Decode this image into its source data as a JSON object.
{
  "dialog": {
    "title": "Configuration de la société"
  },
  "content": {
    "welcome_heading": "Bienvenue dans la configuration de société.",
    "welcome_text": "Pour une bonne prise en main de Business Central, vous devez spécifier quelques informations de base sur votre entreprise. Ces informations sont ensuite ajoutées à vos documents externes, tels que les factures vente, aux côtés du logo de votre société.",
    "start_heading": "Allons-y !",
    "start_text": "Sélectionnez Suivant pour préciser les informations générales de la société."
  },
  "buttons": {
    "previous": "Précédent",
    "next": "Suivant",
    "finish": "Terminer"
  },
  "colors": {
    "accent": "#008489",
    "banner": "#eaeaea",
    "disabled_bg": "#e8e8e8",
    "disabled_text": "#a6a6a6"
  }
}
--------------------------------
Pull every line containing the word "société" out of the material and copy it.

=== FULL RESPONSE ===
    "title": "Configuration de la société"
    "welcome_heading": "Bienvenue dans la configuration de société.",
    "welcome_text": "Pour une bonne prise en main de Business Central, vous devez spécifier quelques informations de base sur votre entreprise. Ces informations sont ensuite ajoutées à vos documents externes, tels que les factures vente, aux côtés du logo de votre société.",
    "start_text": "Sélectionnez Suivant pour préciser les informations générales de la société."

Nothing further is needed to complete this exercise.